[Begin Working data]

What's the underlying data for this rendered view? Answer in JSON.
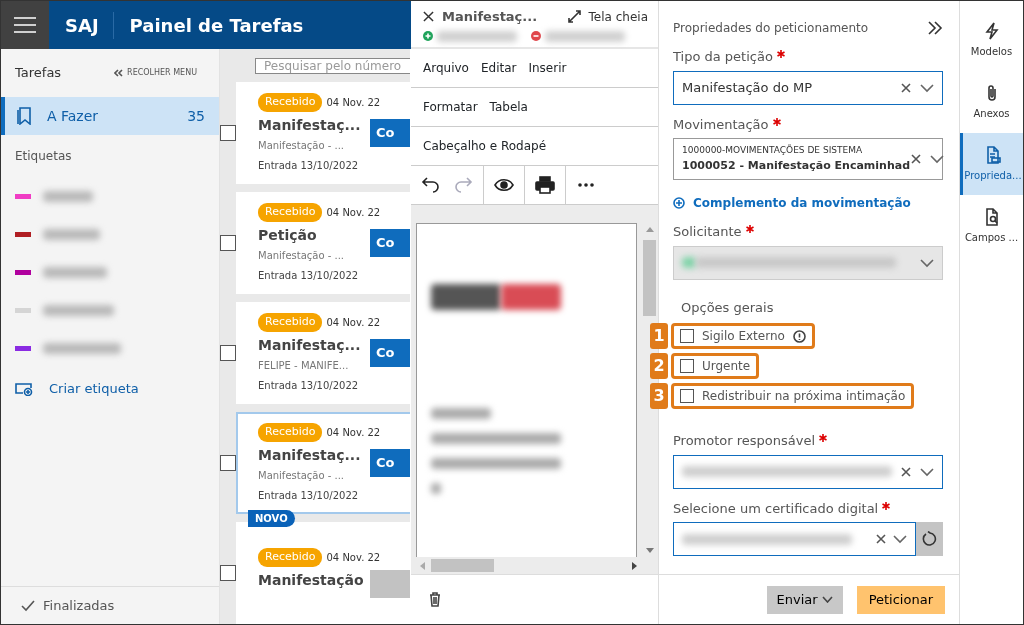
{
  "header": {
    "app": "SAJ",
    "title": "Painel de Tarefas"
  },
  "sidebar": {
    "heading": "Tarefas",
    "collapse": "RECOLHER MENU",
    "items": [
      {
        "label": "A Fazer",
        "count": "35",
        "selected": true
      }
    ],
    "labels_heading": "Etiquetas",
    "labels": [
      {
        "color": "#f03cc4"
      },
      {
        "color": "#b01e23"
      },
      {
        "color": "#b0009e"
      },
      {
        "color": "#d5d5d5"
      },
      {
        "color": "#8a2be2"
      }
    ],
    "create_label": "Criar etiqueta",
    "footer": "Finalizadas"
  },
  "search": {
    "placeholder": "Pesquisar pelo número"
  },
  "tasks": [
    {
      "status": "Recebido",
      "date": "04 Nov. 22",
      "title": "Manifestaç...",
      "subtitle": "Manifestação - ...",
      "entry": "Entrada 13/10/2022",
      "checked": false,
      "selected": false,
      "new": false,
      "action": {
        "label": "Co",
        "disabled": false
      }
    },
    {
      "status": "Recebido",
      "date": "04 Nov. 22",
      "title": "Petição",
      "subtitle": "Manifestação - ...",
      "entry": "Entrada 13/10/2022",
      "checked": false,
      "selected": false,
      "new": false,
      "action": {
        "label": "Co",
        "disabled": false
      }
    },
    {
      "status": "Recebido",
      "date": "04 Nov. 22",
      "title": "Manifestaç...",
      "subtitle": "FELIPE - MANIFE...",
      "entry": "Entrada 13/10/2022",
      "checked": false,
      "selected": false,
      "new": false,
      "action": {
        "label": "Co",
        "disabled": false
      }
    },
    {
      "status": "Recebido",
      "date": "04 Nov. 22",
      "title": "Manifestaç...",
      "subtitle": "Manifestação - ...",
      "entry": "Entrada 13/10/2022",
      "checked": false,
      "selected": true,
      "new": false,
      "action": {
        "label": "Co",
        "disabled": false
      }
    },
    {
      "status": "Recebido",
      "date": "04 Nov. 22",
      "title": "Manifestação",
      "checked": false,
      "selected": false,
      "new": true,
      "new_label": "NOVO",
      "action": {
        "disabled": true
      }
    }
  ],
  "editor": {
    "title": "Manifestaç...",
    "fullscreen": "Tela cheia",
    "menu_rows": [
      {
        "items": [
          "Arquivo",
          "Editar",
          "Inserir"
        ]
      },
      {
        "items": [
          "Formatar",
          "Tabela"
        ]
      },
      {
        "items": [
          "Cabeçalho e Rodapé"
        ]
      }
    ],
    "toolbar": [
      {
        "kind": "undo",
        "disabled": false
      },
      {
        "kind": "redo",
        "disabled": true
      },
      {
        "kind": "preview",
        "disabled": false
      },
      {
        "kind": "print",
        "disabled": false
      },
      {
        "kind": "more",
        "disabled": false
      }
    ]
  },
  "properties": {
    "title": "Propriedades do peticionamento",
    "petition_type": {
      "label": "Tipo da petição",
      "required": true,
      "value": "Manifestação do MP"
    },
    "movement": {
      "label": "Movimentação",
      "required": true,
      "group": "1000000-MOVIMENTAÇÕES DE SISTEMA",
      "value": "1000052 - Manifestação Encaminhad"
    },
    "complement_link": "Complemento da movimentação",
    "requester": {
      "label": "Solicitante",
      "required": true,
      "disabled": true
    },
    "options": {
      "heading": "Opções gerais",
      "items": [
        {
          "label": "Sigilo Externo",
          "checked": false,
          "info": true,
          "callout": "1"
        },
        {
          "label": "Urgente",
          "checked": false,
          "info": false,
          "callout": "2"
        },
        {
          "label": "Redistribuir na próxima intimação",
          "checked": false,
          "info": false,
          "callout": "3"
        }
      ]
    },
    "promoter": {
      "label": "Promotor responsável",
      "required": true
    },
    "certificate": {
      "label": "Selecione um certificado digital",
      "required": true
    },
    "buttons": [
      {
        "label": "Enviar",
        "kind": "dropdown"
      },
      {
        "label": "Peticionar",
        "kind": "primary"
      }
    ]
  },
  "rail": [
    {
      "label": "Modelos",
      "kind": "bolt",
      "selected": false
    },
    {
      "label": "Anexos",
      "kind": "clip",
      "selected": false
    },
    {
      "label": "Proprieda...",
      "kind": "props",
      "selected": true
    },
    {
      "label": "Campos ...",
      "kind": "search-doc",
      "selected": false
    }
  ]
}
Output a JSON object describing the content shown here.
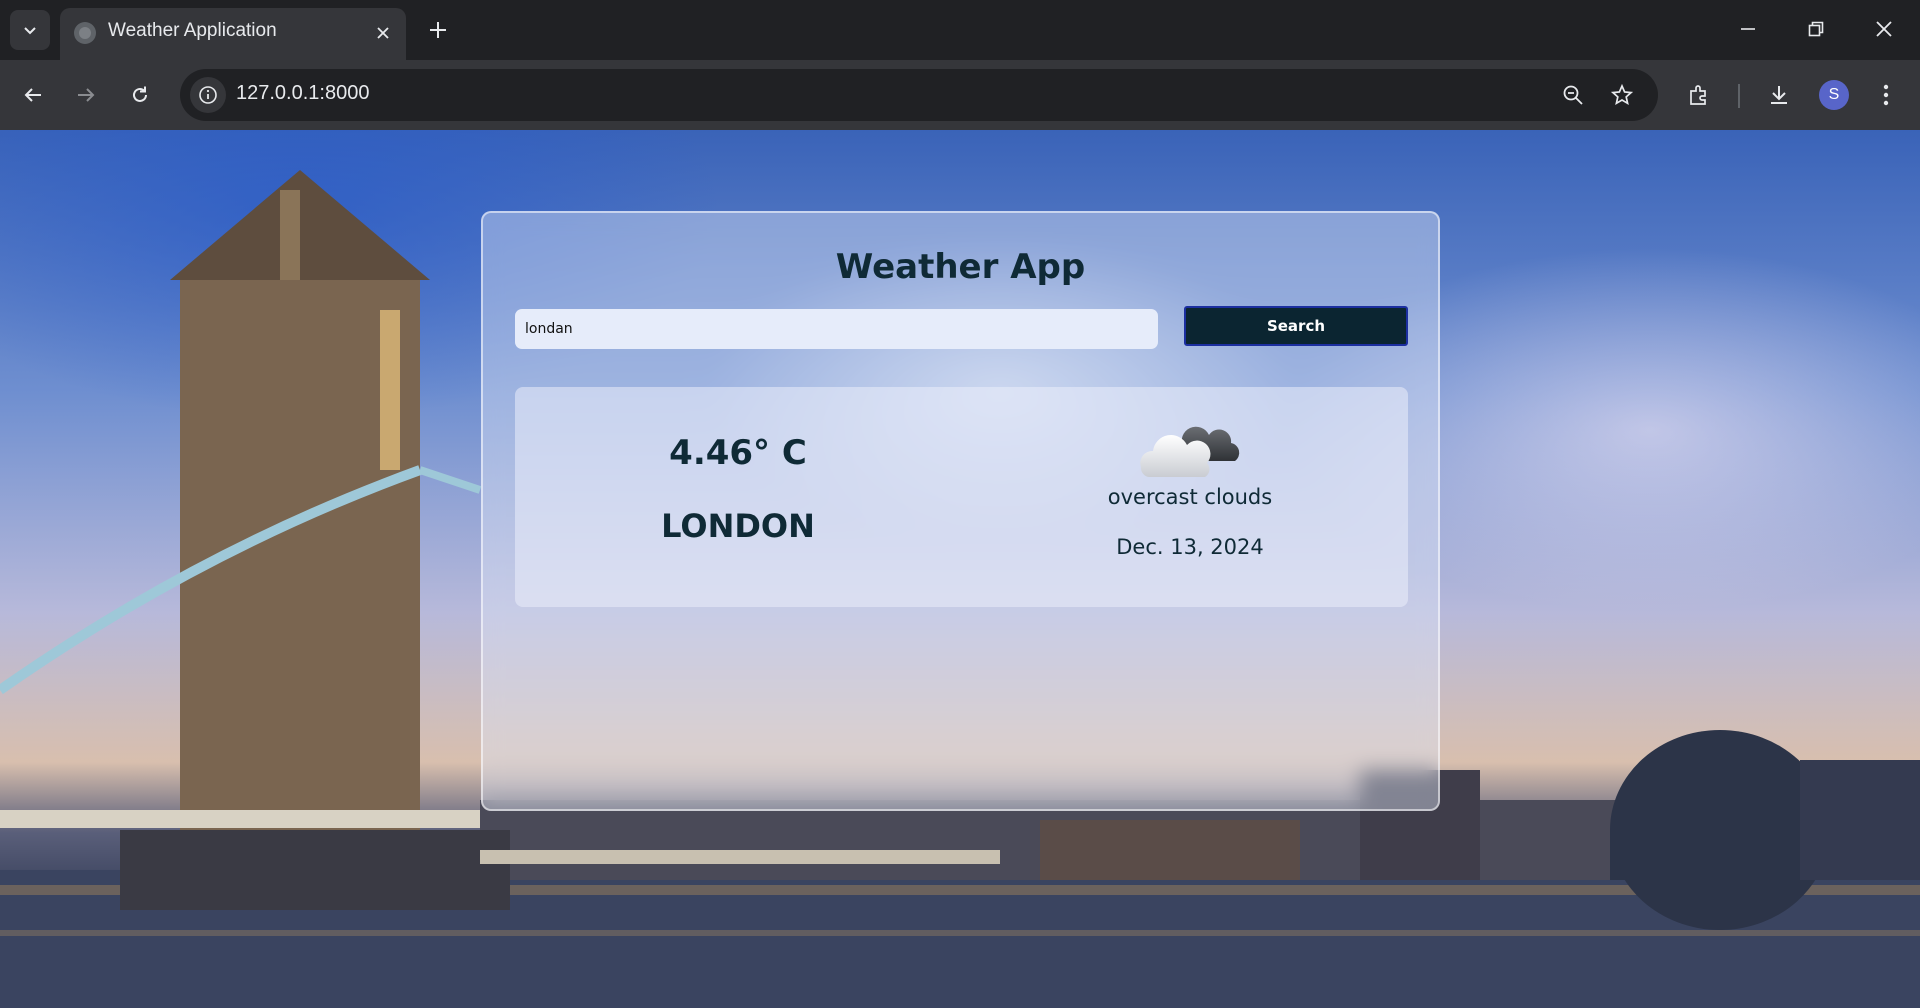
{
  "browser": {
    "tab_title": "Weather Application",
    "url": "127.0.0.1:8000",
    "profile_initial": "S"
  },
  "page": {
    "title": "Weather App",
    "search": {
      "value": "londan",
      "button_label": "Search"
    },
    "weather": {
      "temperature": "4.46° C",
      "city": "LONDON",
      "icon": "overcast-clouds-icon",
      "condition": "overcast clouds",
      "date": "Dec. 13, 2024"
    }
  },
  "colors": {
    "text_dark": "#0f2a36",
    "button_bg": "#0b2531",
    "button_border": "#1c2fa0",
    "chrome_bg": "#202124",
    "toolbar_bg": "#35363a"
  }
}
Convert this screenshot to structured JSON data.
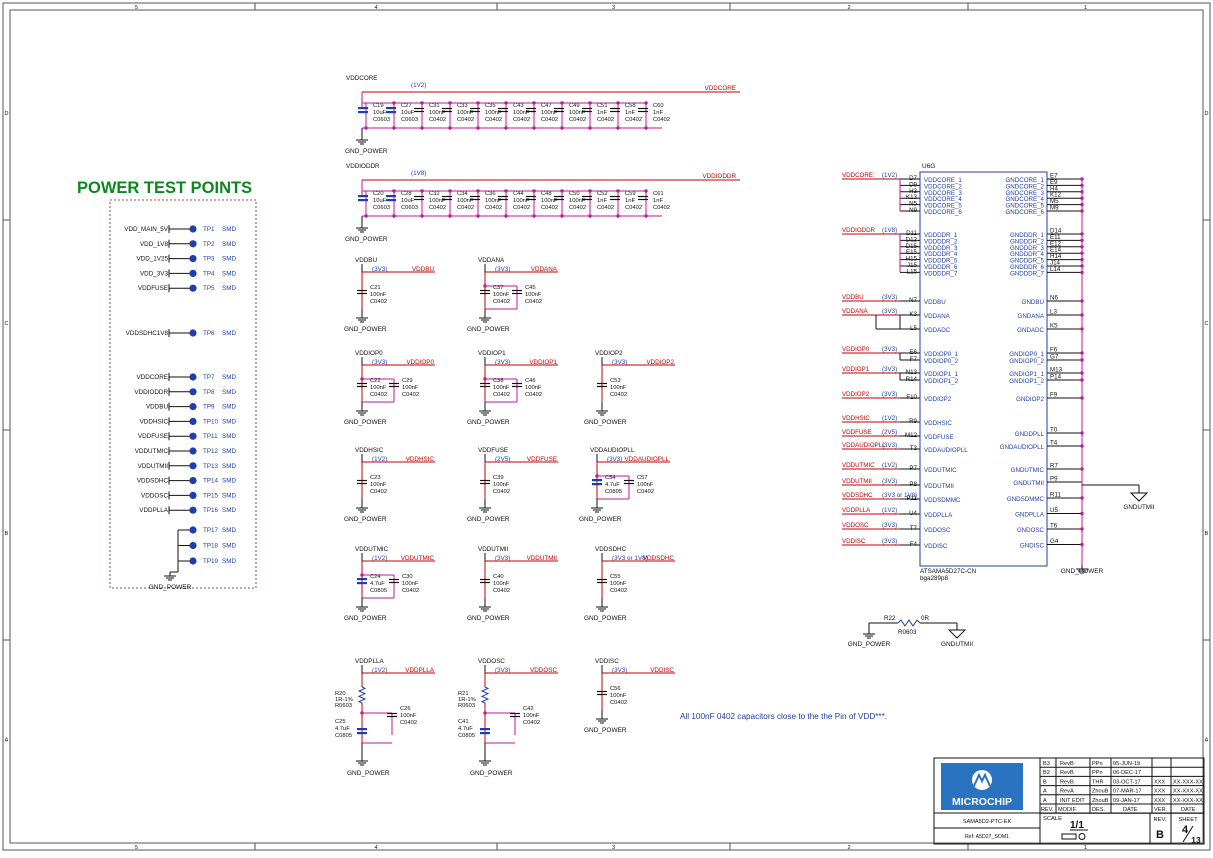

[End Working data]

◆ Exercise prompt
Write out the material above once more, exactly as it reads, with no pictures.

◆ Final result
What's the underlying data for this rendered view? Answer in JSON.
{
  "header": {
    "app": "SAJ",
    "title": "Painel de Tarefas"
  },
  "sidebar": {
    "heading": "Tarefas",
    "collapse": "RECOLHER MENU",
    "items": [
      {
        "label": "A Fazer",
        "count": "35",
        "selected": true
      }
    ],
    "labels_heading": "Etiquetas",
    "labels": [
      {
        "color": "#f03cc4"
      },
      {
        "color": "#b01e23"
      },
      {
        "color": "#b0009e"
      },
      {
        "color": "#d5d5d5"
      },
      {
        "color": "#8a2be2"
      }
    ],
    "create_label": "Criar etiqueta",
    "footer": "Finalizadas"
  },
  "search": {
    "placeholder": "Pesquisar pelo número"
  },
  "tasks": [
    {
      "status": "Recebido",
      "date": "04 Nov. 22",
      "title": "Manifestaç...",
      "subtitle": "Manifestação - ...",
      "entry": "Entrada 13/10/2022",
      "checked": false,
      "selected": false,
      "new": false,
      "action": {
        "label": "Co",
        "disabled": false
      }
    },
    {
      "status": "Recebido",
      "date": "04 Nov. 22",
      "title": "Petição",
      "subtitle": "Manifestação - ...",
      "entry": "Entrada 13/10/2022",
      "checked": false,
      "selected": false,
      "new": false,
      "action": {
        "label": "Co",
        "disabled": false
      }
    },
    {
      "status": "Recebido",
      "date": "04 Nov. 22",
      "title": "Manifestaç...",
      "subtitle": "FELIPE - MANIFE...",
      "entry": "Entrada 13/10/2022",
      "checked": false,
      "selected": false,
      "new": false,
      "action": {
        "label": "Co",
        "disabled": false
      }
    },
    {
      "status": "Recebido",
      "date": "04 Nov. 22",
      "title": "Manifestaç...",
      "subtitle": "Manifestação - ...",
      "entry": "Entrada 13/10/2022",
      "checked": false,
      "selected": true,
      "new": false,
      "action": {
        "label": "Co",
        "disabled": false
      }
    },
    {
      "status": "Recebido",
      "date": "04 Nov. 22",
      "title": "Manifestação",
      "checked": false,
      "selected": false,
      "new": true,
      "new_label": "NOVO",
      "action": {
        "disabled": true
      }
    }
  ],
  "editor": {
    "title": "Manifestaç...",
    "fullscreen": "Tela cheia",
    "menu_rows": [
      {
        "items": [
          "Arquivo",
          "Editar",
          "Inserir"
        ]
      },
      {
        "items": [
          "Formatar",
          "Tabela"
        ]
      },
      {
        "items": [
          "Cabeçalho e Rodapé"
        ]
      }
    ],
    "toolbar": [
      {
        "kind": "undo",
        "disabled": false
      },
      {
        "kind": "redo",
        "disabled": true
      },
      {
        "kind": "preview",
        "disabled": false
      },
      {
        "kind": "print",
        "disabled": false
      },
      {
        "kind": "more",
        "disabled": false
      }
    ]
  },
  "properties": {
    "title": "Propriedades do peticionamento",
    "petition_type": {
      "label": "Tipo da petição",
      "required": true,
      "value": "Manifestação do MP"
    },
    "movement": {
      "label": "Movimentação",
      "required": true,
      "group": "1000000-MOVIMENTAÇÕES DE SISTEMA",
      "value": "1000052 - Manifestação Encaminhad"
    },
    "complement_link": "Complemento da movimentação",
    "requester": {
      "label": "Solicitante",
      "required": true,
      "disabled": true
    },
    "options": {
      "heading": "Opções gerais",
      "items": [
        {
          "label": "Sigilo Externo",
          "checked": false,
          "info": true,
          "callout": "1"
        },
        {
          "label": "Urgente",
          "checked": false,
          "info": false,
          "callout": "2"
        },
        {
          "label": "Redistribuir na próxima intimação",
          "checked": false,
          "info": false,
          "callout": "3"
        }
      ]
    },
    "promoter": {
      "label": "Promotor responsável",
      "required": true
    },
    "certificate": {
      "label": "Selecione um certificado digital",
      "required": true
    },
    "buttons": [
      {
        "label": "Enviar",
        "kind": "dropdown"
      },
      {
        "label": "Peticionar",
        "kind": "primary"
      }
    ]
  },
  "rail": [
    {
      "label": "Modelos",
      "kind": "bolt",
      "selected": false
    },
    {
      "label": "Anexos",
      "kind": "clip",
      "selected": false
    },
    {
      "label": "Proprieda...",
      "kind": "props",
      "selected": true
    },
    {
      "label": "Campos ...",
      "kind": "search-doc",
      "selected": false
    }
  ]
}
Output a JSON object describing the content shown here.
{
  "browser": {
    "tab_title": "Weather Application",
    "url": "127.0.0.1:8000",
    "profile_initial": "S"
  },
  "page": {
    "title": "Weather App",
    "search": {
      "value": "londan",
      "button_label": "Search"
    },
    "weather": {
      "temperature": "4.46° C",
      "city": "LONDON",
      "icon": "overcast-clouds-icon",
      "condition": "overcast clouds",
      "date": "Dec. 13, 2024"
    }
  },
  "colors": {
    "text_dark": "#0f2a36",
    "button_bg": "#0b2531",
    "button_border": "#1c2fa0",
    "chrome_bg": "#202124",
    "toolbar_bg": "#35363a"
  }
}
Convert this screenshot to structured JSON data.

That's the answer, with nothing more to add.